* _Exercise requirements_: Will you write out the data exactly, excluding every picture?
--- start Provided data ---
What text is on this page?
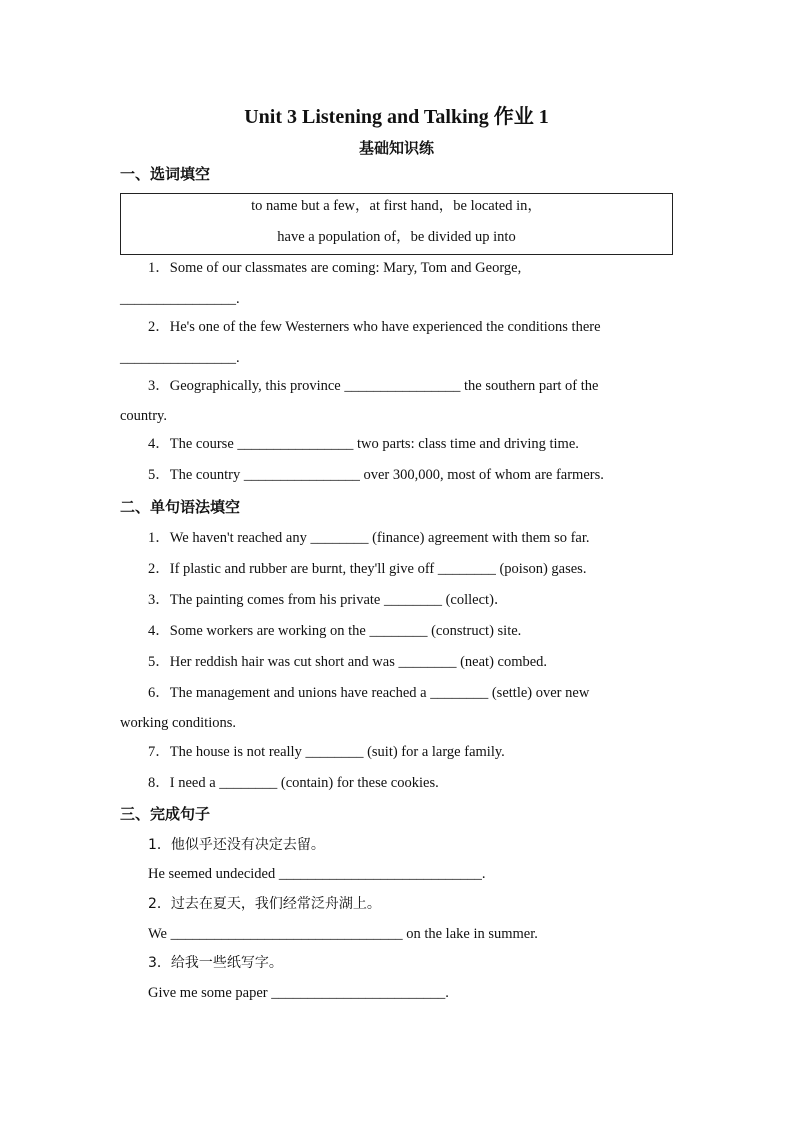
Unit 3 Listening and Talking 作业 1
基础知识练
一、选词填空
to name but a few，at first hand，be located in，
have a population of，be divided up into
1．Some of our classmates are coming: Mary, Tom and George,
________________.
2．He's one of the few Westerners who have experienced the conditions there
________________.
3．Geographically, this province ________________ the southern part of the
country.
4．The course ________________ two parts: class time and driving time.
5．The country ________________ over 300,000, most of whom are farmers.
二、单句语法填空
1．We haven't reached any ________ (finance) agreement with them so far.
2．If plastic and rubber are burnt, they'll give off ________ (poison) gases.
3．The painting comes from his private ________ (collect)．
4．Some workers are working on the ________ (construct) site.
5．Her reddish hair was cut short and was ________ (neat) combed.
6．The management and unions have reached a ________ (settle) over new
working conditions.
7．The house is not really ________ (suit) for a large family.
8．I need a ________ (contain) for these cookies.
三、完成句子
1．他似乎还没有决定去留。
He seemed undecided ____________________________.
2．过去在夏天，我们经常泛舟湖上。
We ________________________________ on the lake in summer.
3．给我一些纸写字。
Give me some paper ________________________.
--- end Provided data ---
* _Answer in full_:
What text is on this page?
Unit 3 Listening and Talking 作业 1
基础知识练
一、选词填空
to name but a few，at first hand，be located in，
have a population of，be divided up into
1．Some of our classmates are coming: Mary, Tom and George,
________________.
2．He's one of the few Westerners who have experienced the conditions there
________________.
3．Geographically, this province ________________ the southern part of the
country.
4．The course ________________ two parts: class time and driving time.
5．The country ________________ over 300,000, most of whom are farmers.
二、单句语法填空
1．We haven't reached any ________ (finance) agreement with them so far.
2．If plastic and rubber are burnt, they'll give off ________ (poison) gases.
3．The painting comes from his private ________ (collect)．
4．Some workers are working on the ________ (construct) site.
5．Her reddish hair was cut short and was ________ (neat) combed.
6．The management and unions have reached a ________ (settle) over new
working conditions.
7．The house is not really ________ (suit) for a large family.
8．I need a ________ (contain) for these cookies.
三、完成句子
1．他似乎还没有决定去留。
He seemed undecided ____________________________.
2．过去在夏天，我们经常泛舟湖上。
We ________________________________ on the lake in summer.
3．给我一些纸写字。
Give me some paper ________________________.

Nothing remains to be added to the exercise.